PROBLEM TO SOLVE: Where a line contains the word "onore", copy that line in full.

□ □ □ □ □

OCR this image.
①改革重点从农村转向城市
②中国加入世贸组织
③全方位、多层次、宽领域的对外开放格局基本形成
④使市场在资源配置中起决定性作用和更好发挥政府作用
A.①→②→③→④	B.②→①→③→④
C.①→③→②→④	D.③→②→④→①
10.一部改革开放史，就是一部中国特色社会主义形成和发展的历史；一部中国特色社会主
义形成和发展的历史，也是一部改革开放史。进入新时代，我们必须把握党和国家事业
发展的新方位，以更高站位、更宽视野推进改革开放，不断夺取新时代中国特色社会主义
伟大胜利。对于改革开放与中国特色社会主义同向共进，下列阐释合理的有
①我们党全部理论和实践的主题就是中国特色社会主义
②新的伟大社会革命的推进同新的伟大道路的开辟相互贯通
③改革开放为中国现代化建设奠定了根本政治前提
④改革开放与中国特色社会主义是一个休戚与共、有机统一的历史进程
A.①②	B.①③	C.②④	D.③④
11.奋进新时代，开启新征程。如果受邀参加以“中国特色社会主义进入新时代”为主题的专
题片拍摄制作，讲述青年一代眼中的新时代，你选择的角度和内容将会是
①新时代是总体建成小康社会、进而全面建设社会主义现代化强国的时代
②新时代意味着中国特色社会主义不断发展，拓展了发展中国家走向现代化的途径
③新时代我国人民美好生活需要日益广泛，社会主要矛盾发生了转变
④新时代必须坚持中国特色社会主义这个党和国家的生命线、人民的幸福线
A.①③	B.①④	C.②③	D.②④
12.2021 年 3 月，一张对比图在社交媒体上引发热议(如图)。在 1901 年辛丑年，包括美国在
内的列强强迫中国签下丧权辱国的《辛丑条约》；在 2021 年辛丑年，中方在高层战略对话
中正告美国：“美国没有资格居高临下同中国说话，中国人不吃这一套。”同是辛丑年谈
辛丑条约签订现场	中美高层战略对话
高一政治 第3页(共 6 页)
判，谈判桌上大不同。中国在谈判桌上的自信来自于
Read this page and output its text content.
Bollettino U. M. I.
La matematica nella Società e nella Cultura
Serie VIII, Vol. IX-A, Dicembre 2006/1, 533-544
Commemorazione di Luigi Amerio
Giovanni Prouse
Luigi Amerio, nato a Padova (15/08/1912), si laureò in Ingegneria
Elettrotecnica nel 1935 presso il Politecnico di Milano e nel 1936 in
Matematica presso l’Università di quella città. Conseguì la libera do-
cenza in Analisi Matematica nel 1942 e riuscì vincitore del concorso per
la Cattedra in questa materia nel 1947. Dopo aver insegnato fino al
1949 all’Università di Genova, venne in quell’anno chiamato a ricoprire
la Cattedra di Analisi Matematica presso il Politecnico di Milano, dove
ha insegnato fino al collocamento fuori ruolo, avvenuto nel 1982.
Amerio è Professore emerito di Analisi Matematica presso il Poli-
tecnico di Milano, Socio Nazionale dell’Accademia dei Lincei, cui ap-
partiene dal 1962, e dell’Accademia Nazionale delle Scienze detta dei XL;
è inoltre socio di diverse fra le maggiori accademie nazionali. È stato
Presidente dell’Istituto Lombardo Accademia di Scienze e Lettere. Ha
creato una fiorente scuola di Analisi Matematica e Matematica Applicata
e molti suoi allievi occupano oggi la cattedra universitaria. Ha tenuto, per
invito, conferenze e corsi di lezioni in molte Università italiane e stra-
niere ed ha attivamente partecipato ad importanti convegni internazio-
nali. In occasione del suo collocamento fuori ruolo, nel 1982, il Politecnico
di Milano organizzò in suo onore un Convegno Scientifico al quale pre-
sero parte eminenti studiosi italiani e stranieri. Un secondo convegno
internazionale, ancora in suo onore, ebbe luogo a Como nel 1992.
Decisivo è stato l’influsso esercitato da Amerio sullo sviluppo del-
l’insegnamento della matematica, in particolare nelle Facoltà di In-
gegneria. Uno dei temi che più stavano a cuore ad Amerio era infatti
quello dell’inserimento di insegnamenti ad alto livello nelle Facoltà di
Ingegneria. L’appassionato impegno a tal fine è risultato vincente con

□ □ □ □ □

RESULT OF THE TASK:
di Milano organizzò in suo onore un Convegno Scientifico al quale pre-
internazionale, ancora in suo onore, ebbe luogo a Como nel 1992.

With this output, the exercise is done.